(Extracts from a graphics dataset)
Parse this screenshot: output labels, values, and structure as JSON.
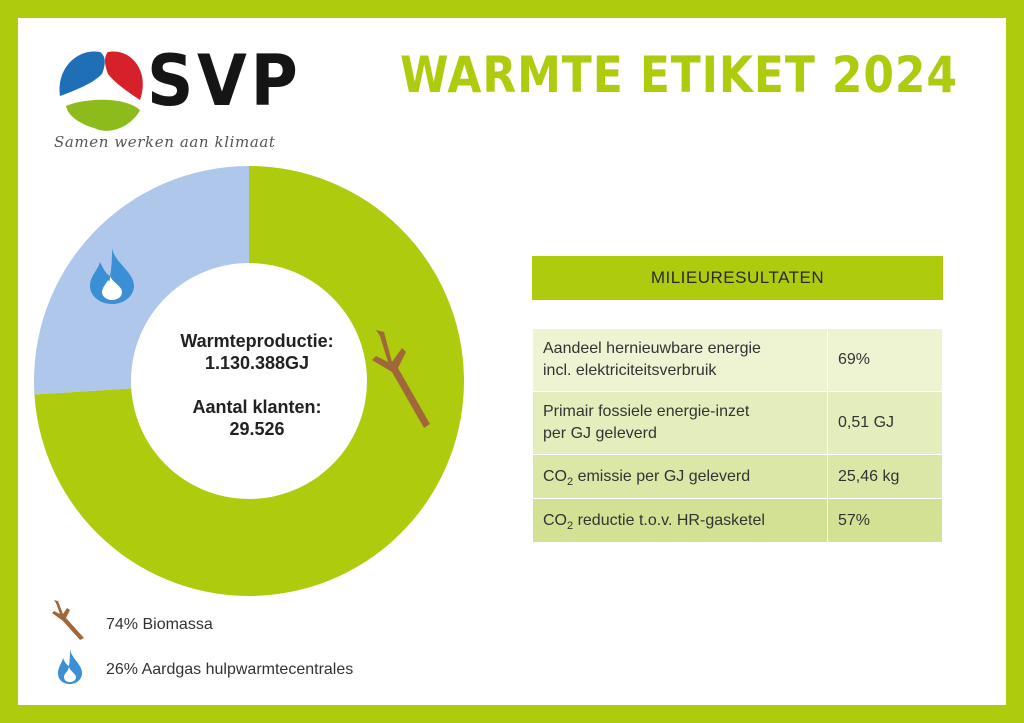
{
  "brand": {
    "name": "SVP",
    "tagline": "Samen werken aan klimaat",
    "colors": {
      "blue": "#1f6fb6",
      "red": "#d6202a",
      "green": "#8dbb1b"
    }
  },
  "title": "WARMTE ETIKET 2024",
  "center": {
    "production_label": "Warmteproductie:",
    "production_value": "1.130.388GJ",
    "customers_label": "Aantal klanten:",
    "customers_value": "29.526"
  },
  "chart_data": {
    "type": "pie",
    "categories": [
      "Biomassa",
      "Aardgas hulpwarmtecentrales"
    ],
    "values": [
      74,
      26
    ],
    "unit": "%",
    "legend_labels": [
      "74% Biomassa",
      "26% Aardgas hulpwarmtecentrales"
    ],
    "colors": [
      "#afcb0e",
      "#aec7ea"
    ],
    "icons": [
      "branch-icon",
      "flame-icon"
    ],
    "legend_position": "bottom-left"
  },
  "panel": {
    "header": "MILIEURESULTATEN",
    "rows": [
      {
        "label_line1": "Aandeel hernieuwbare energie",
        "label_line2": "incl. elektriciteitsverbruik",
        "value": "69%"
      },
      {
        "label_line1": "Primair fossiele energie-inzet",
        "label_line2": "per GJ geleverd",
        "value": "0,51 GJ"
      },
      {
        "prefix": "CO",
        "sub": "2",
        "suffix": " emissie per GJ geleverd",
        "value": "25,46 kg"
      },
      {
        "prefix": "CO",
        "sub": "2",
        "suffix": " reductie t.o.v. HR-gasketel",
        "value": "57%"
      }
    ]
  },
  "colors": {
    "frame": "#afcb0e",
    "accent": "#afcb0e",
    "gas": "#aec7ea",
    "wood": "#a0683a",
    "flame": "#3b8fd4"
  }
}
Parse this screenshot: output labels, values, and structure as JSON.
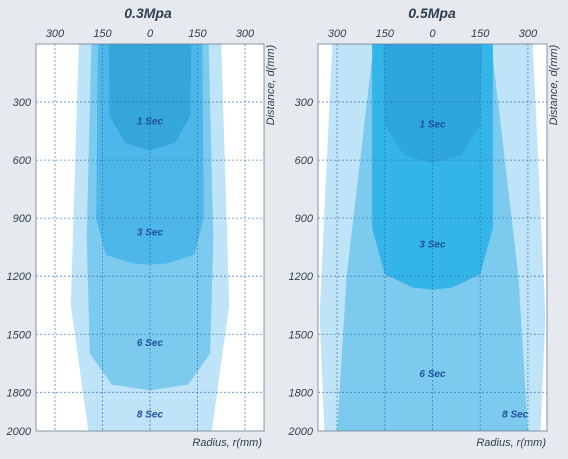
{
  "chart_data": [
    {
      "type": "area",
      "title": "0.3Mpa",
      "xlabel": "Radius, r(mm)",
      "ylabel": "Distance, d(mm)",
      "x_ticks": [
        "300",
        "150",
        "0",
        "150",
        "300"
      ],
      "x_tick_values": [
        -300,
        -150,
        0,
        150,
        300
      ],
      "y_ticks": [
        "300",
        "600",
        "900",
        "1200",
        "1500",
        "1800",
        "2000"
      ],
      "y_tick_values": [
        300,
        600,
        900,
        1200,
        1500,
        1800,
        2000
      ],
      "xlim": [
        -360,
        360
      ],
      "ylim": [
        0,
        2000
      ],
      "y_inverted": true,
      "grid": true,
      "series": [
        {
          "name": "8 Sec",
          "label_at": [
            0,
            1910
          ],
          "color": "#bfe3f7",
          "outline": [
            [
              -225,
              0
            ],
            [
              225,
              0
            ],
            [
              250,
              1350
            ],
            [
              195,
              2000
            ],
            [
              -195,
              2000
            ],
            [
              -250,
              1350
            ],
            [
              -225,
              0
            ]
          ]
        },
        {
          "name": "6 Sec",
          "label_at": [
            0,
            1540
          ],
          "color": "#7ccbef",
          "outline": [
            [
              -185,
              0
            ],
            [
              185,
              0
            ],
            [
              200,
              1000
            ],
            [
              190,
              1600
            ],
            [
              120,
              1760
            ],
            [
              0,
              1790
            ],
            [
              -120,
              1760
            ],
            [
              -190,
              1600
            ],
            [
              -200,
              1000
            ],
            [
              -185,
              0
            ]
          ]
        },
        {
          "name": "3 Sec",
          "label_at": [
            0,
            970
          ],
          "color": "#4cb7e8",
          "outline": [
            [
              -165,
              0
            ],
            [
              165,
              0
            ],
            [
              170,
              900
            ],
            [
              140,
              1090
            ],
            [
              50,
              1135
            ],
            [
              0,
              1140
            ],
            [
              -50,
              1135
            ],
            [
              -140,
              1090
            ],
            [
              -170,
              900
            ],
            [
              -165,
              0
            ]
          ]
        },
        {
          "name": "1 Sec",
          "label_at": [
            0,
            395
          ],
          "color": "#35a6dc",
          "outline": [
            [
              -130,
              0
            ],
            [
              130,
              0
            ],
            [
              128,
              370
            ],
            [
              80,
              510
            ],
            [
              0,
              550
            ],
            [
              -80,
              510
            ],
            [
              -128,
              370
            ],
            [
              -130,
              0
            ]
          ]
        }
      ]
    },
    {
      "type": "area",
      "title": "0.5Mpa",
      "xlabel": "Radius, r(mm)",
      "ylabel": "Distance, d(mm)",
      "x_ticks": [
        "300",
        "150",
        "0",
        "150",
        "300"
      ],
      "x_tick_values": [
        -300,
        -150,
        0,
        150,
        300
      ],
      "y_ticks": [
        "300",
        "600",
        "900",
        "1200",
        "1500",
        "1800",
        "2000"
      ],
      "y_tick_values": [
        300,
        600,
        900,
        1200,
        1500,
        1800,
        2000
      ],
      "xlim": [
        -360,
        360
      ],
      "ylim": [
        0,
        2000
      ],
      "y_inverted": true,
      "grid": true,
      "series": [
        {
          "name": "8 Sec",
          "label_at": [
            260,
            1910
          ],
          "color": "#bfe3f7",
          "outline": [
            [
              -315,
              0
            ],
            [
              315,
              0
            ],
            [
              355,
              1400
            ],
            [
              340,
              2000
            ],
            [
              -340,
              2000
            ],
            [
              -355,
              1400
            ],
            [
              -315,
              0
            ]
          ]
        },
        {
          "name": "6 Sec",
          "label_at": [
            0,
            1700
          ],
          "color": "#7ccbef",
          "outline": [
            [
              -185,
              0
            ],
            [
              185,
              0
            ],
            [
              270,
              1200
            ],
            [
              300,
              2000
            ],
            [
              -300,
              2000
            ],
            [
              -270,
              1200
            ],
            [
              -185,
              0
            ]
          ]
        },
        {
          "name": "3 Sec",
          "label_at": [
            0,
            1030
          ],
          "color": "#33b5e8",
          "outline": [
            [
              -190,
              0
            ],
            [
              190,
              0
            ],
            [
              190,
              950
            ],
            [
              150,
              1190
            ],
            [
              60,
              1260
            ],
            [
              0,
              1270
            ],
            [
              -60,
              1260
            ],
            [
              -150,
              1190
            ],
            [
              -190,
              950
            ],
            [
              -190,
              0
            ]
          ]
        },
        {
          "name": "1 Sec",
          "label_at": [
            0,
            410
          ],
          "color": "#2ea6dd",
          "outline": [
            [
              -155,
              0
            ],
            [
              155,
              0
            ],
            [
              150,
              420
            ],
            [
              90,
              575
            ],
            [
              0,
              615
            ],
            [
              -90,
              575
            ],
            [
              -150,
              420
            ],
            [
              -155,
              0
            ]
          ]
        }
      ]
    }
  ]
}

# TASK INSTRUCTIONS
Pictures are not part of the copy; reproduce everything else in the records exactly.

# ANSWER TO THE PROBLEM
Parse this screenshot: output labels, values, and structure as JSON.
{
  "brand": {
    "name": "SVP",
    "tagline": "Samen werken aan klimaat",
    "colors": {
      "blue": "#1f6fb6",
      "red": "#d6202a",
      "green": "#8dbb1b"
    }
  },
  "title": "WARMTE ETIKET 2024",
  "center": {
    "production_label": "Warmteproductie:",
    "production_value": "1.130.388GJ",
    "customers_label": "Aantal klanten:",
    "customers_value": "29.526"
  },
  "chart_data": {
    "type": "pie",
    "categories": [
      "Biomassa",
      "Aardgas hulpwarmtecentrales"
    ],
    "values": [
      74,
      26
    ],
    "unit": "%",
    "legend_labels": [
      "74% Biomassa",
      "26% Aardgas hulpwarmtecentrales"
    ],
    "colors": [
      "#afcb0e",
      "#aec7ea"
    ],
    "icons": [
      "branch-icon",
      "flame-icon"
    ],
    "legend_position": "bottom-left"
  },
  "panel": {
    "header": "MILIEURESULTATEN",
    "rows": [
      {
        "label_line1": "Aandeel hernieuwbare energie",
        "label_line2": "incl. elektriciteitsverbruik",
        "value": "69%"
      },
      {
        "label_line1": "Primair fossiele energie-inzet",
        "label_line2": "per GJ geleverd",
        "value": "0,51 GJ"
      },
      {
        "prefix": "CO",
        "sub": "2",
        "suffix": " emissie per GJ geleverd",
        "value": "25,46 kg"
      },
      {
        "prefix": "CO",
        "sub": "2",
        "suffix": " reductie t.o.v. HR-gasketel",
        "value": "57%"
      }
    ]
  },
  "colors": {
    "frame": "#afcb0e",
    "accent": "#afcb0e",
    "gas": "#aec7ea",
    "wood": "#a0683a",
    "flame": "#3b8fd4"
  }
}
Parse this screenshot: output labels, values, and structure as JSON.
{
  "chart_data": [
    {
      "type": "area",
      "title": "0.3Mpa",
      "xlabel": "Radius, r(mm)",
      "ylabel": "Distance, d(mm)",
      "x_ticks": [
        "300",
        "150",
        "0",
        "150",
        "300"
      ],
      "x_tick_values": [
        -300,
        -150,
        0,
        150,
        300
      ],
      "y_ticks": [
        "300",
        "600",
        "900",
        "1200",
        "1500",
        "1800",
        "2000"
      ],
      "y_tick_values": [
        300,
        600,
        900,
        1200,
        1500,
        1800,
        2000
      ],
      "xlim": [
        -360,
        360
      ],
      "ylim": [
        0,
        2000
      ],
      "y_inverted": true,
      "grid": true,
      "series": [
        {
          "name": "8 Sec",
          "label_at": [
            0,
            1910
          ],
          "color": "#bfe3f7",
          "outline": [
            [
              -225,
              0
            ],
            [
              225,
              0
            ],
            [
              250,
              1350
            ],
            [
              195,
              2000
            ],
            [
              -195,
              2000
            ],
            [
              -250,
              1350
            ],
            [
              -225,
              0
            ]
          ]
        },
        {
          "name": "6 Sec",
          "label_at": [
            0,
            1540
          ],
          "color": "#7ccbef",
          "outline": [
            [
              -185,
              0
            ],
            [
              185,
              0
            ],
            [
              200,
              1000
            ],
            [
              190,
              1600
            ],
            [
              120,
              1760
            ],
            [
              0,
              1790
            ],
            [
              -120,
              1760
            ],
            [
              -190,
              1600
            ],
            [
              -200,
              1000
            ],
            [
              -185,
              0
            ]
          ]
        },
        {
          "name": "3 Sec",
          "label_at": [
            0,
            970
          ],
          "color": "#4cb7e8",
          "outline": [
            [
              -165,
              0
            ],
            [
              165,
              0
            ],
            [
              170,
              900
            ],
            [
              140,
              1090
            ],
            [
              50,
              1135
            ],
            [
              0,
              1140
            ],
            [
              -50,
              1135
            ],
            [
              -140,
              1090
            ],
            [
              -170,
              900
            ],
            [
              -165,
              0
            ]
          ]
        },
        {
          "name": "1 Sec",
          "label_at": [
            0,
            395
          ],
          "color": "#35a6dc",
          "outline": [
            [
              -130,
              0
            ],
            [
              130,
              0
            ],
            [
              128,
              370
            ],
            [
              80,
              510
            ],
            [
              0,
              550
            ],
            [
              -80,
              510
            ],
            [
              -128,
              370
            ],
            [
              -130,
              0
            ]
          ]
        }
      ]
    },
    {
      "type": "area",
      "title": "0.5Mpa",
      "xlabel": "Radius, r(mm)",
      "ylabel": "Distance, d(mm)",
      "x_ticks": [
        "300",
        "150",
        "0",
        "150",
        "300"
      ],
      "x_tick_values": [
        -300,
        -150,
        0,
        150,
        300
      ],
      "y_ticks": [
        "300",
        "600",
        "900",
        "1200",
        "1500",
        "1800",
        "2000"
      ],
      "y_tick_values": [
        300,
        600,
        900,
        1200,
        1500,
        1800,
        2000
      ],
      "xlim": [
        -360,
        360
      ],
      "ylim": [
        0,
        2000
      ],
      "y_inverted": true,
      "grid": true,
      "series": [
        {
          "name": "8 Sec",
          "label_at": [
            260,
            1910
          ],
          "color": "#bfe3f7",
          "outline": [
            [
              -315,
              0
            ],
            [
              315,
              0
            ],
            [
              355,
              1400
            ],
            [
              340,
              2000
            ],
            [
              -340,
              2000
            ],
            [
              -355,
              1400
            ],
            [
              -315,
              0
            ]
          ]
        },
        {
          "name": "6 Sec",
          "label_at": [
            0,
            1700
          ],
          "color": "#7ccbef",
          "outline": [
            [
              -185,
              0
            ],
            [
              185,
              0
            ],
            [
              270,
              1200
            ],
            [
              300,
              2000
            ],
            [
              -300,
              2000
            ],
            [
              -270,
              1200
            ],
            [
              -185,
              0
            ]
          ]
        },
        {
          "name": "3 Sec",
          "label_at": [
            0,
            1030
          ],
          "color": "#33b5e8",
          "outline": [
            [
              -190,
              0
            ],
            [
              190,
              0
            ],
            [
              190,
              950
            ],
            [
              150,
              1190
            ],
            [
              60,
              1260
            ],
            [
              0,
              1270
            ],
            [
              -60,
              1260
            ],
            [
              -150,
              1190
            ],
            [
              -190,
              950
            ],
            [
              -190,
              0
            ]
          ]
        },
        {
          "name": "1 Sec",
          "label_at": [
            0,
            410
          ],
          "color": "#2ea6dd",
          "outline": [
            [
              -155,
              0
            ],
            [
              155,
              0
            ],
            [
              150,
              420
            ],
            [
              90,
              575
            ],
            [
              0,
              615
            ],
            [
              -90,
              575
            ],
            [
              -150,
              420
            ],
            [
              -155,
              0
            ]
          ]
        }
      ]
    }
  ]
}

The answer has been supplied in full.